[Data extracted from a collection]
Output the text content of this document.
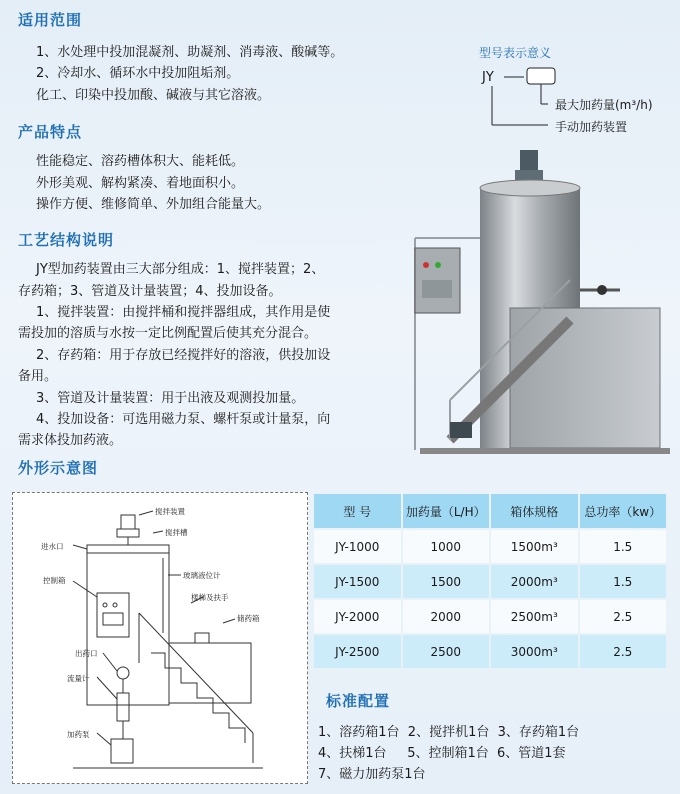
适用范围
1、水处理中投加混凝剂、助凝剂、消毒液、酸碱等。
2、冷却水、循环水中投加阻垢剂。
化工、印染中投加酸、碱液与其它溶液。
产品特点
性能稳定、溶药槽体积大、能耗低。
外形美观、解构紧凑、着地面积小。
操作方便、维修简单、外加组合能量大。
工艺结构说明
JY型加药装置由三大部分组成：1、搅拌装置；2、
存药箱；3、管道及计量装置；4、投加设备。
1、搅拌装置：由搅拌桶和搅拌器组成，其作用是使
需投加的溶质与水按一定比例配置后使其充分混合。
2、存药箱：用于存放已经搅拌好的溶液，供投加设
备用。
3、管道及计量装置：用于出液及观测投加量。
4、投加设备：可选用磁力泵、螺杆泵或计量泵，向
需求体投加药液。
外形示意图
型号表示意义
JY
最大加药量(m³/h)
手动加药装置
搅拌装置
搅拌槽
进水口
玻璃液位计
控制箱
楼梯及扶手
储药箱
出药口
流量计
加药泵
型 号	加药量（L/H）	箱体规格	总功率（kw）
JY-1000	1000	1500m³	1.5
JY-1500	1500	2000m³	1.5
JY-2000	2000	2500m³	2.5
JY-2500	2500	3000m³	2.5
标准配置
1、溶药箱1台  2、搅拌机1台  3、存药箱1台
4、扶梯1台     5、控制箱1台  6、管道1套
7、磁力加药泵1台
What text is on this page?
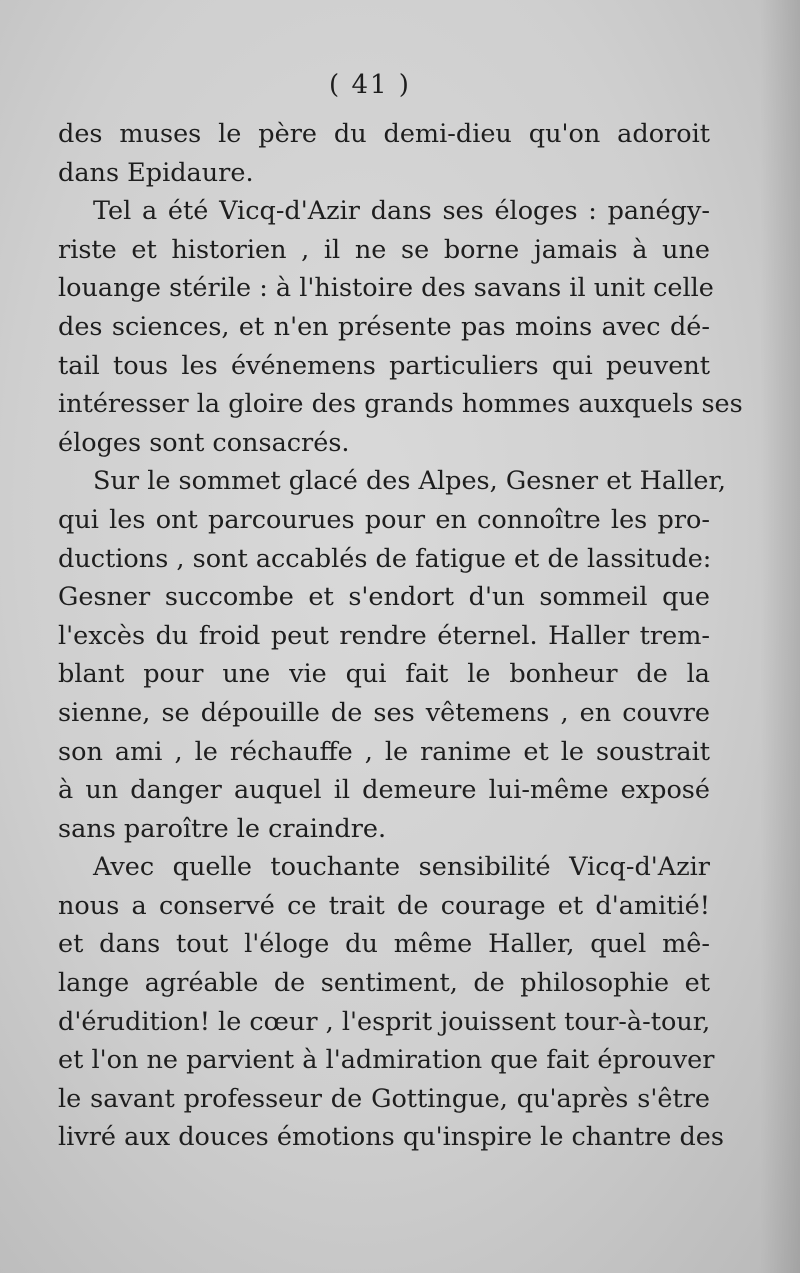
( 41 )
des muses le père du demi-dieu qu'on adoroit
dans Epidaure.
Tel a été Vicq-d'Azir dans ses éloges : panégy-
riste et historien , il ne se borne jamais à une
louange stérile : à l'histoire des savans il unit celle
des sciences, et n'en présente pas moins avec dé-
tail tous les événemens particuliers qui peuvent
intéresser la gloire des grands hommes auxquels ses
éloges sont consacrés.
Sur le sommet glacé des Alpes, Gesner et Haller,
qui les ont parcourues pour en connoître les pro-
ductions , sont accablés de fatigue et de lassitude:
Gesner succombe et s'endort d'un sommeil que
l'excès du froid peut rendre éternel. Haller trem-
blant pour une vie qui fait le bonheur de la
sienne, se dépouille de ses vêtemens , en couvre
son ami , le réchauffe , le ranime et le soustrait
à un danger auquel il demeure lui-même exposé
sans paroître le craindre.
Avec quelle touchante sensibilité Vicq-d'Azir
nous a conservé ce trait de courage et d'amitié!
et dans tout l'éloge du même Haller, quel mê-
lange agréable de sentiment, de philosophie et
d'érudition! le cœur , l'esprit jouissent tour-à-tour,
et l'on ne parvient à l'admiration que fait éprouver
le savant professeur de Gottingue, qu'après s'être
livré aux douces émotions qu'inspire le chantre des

Task objective:
From the listing above, copy all lines holding the word "Gesner".

Task result:
Sur le sommet glacé des Alpes, Gesner et Haller,
Gesner succombe et s'endort d'un sommeil que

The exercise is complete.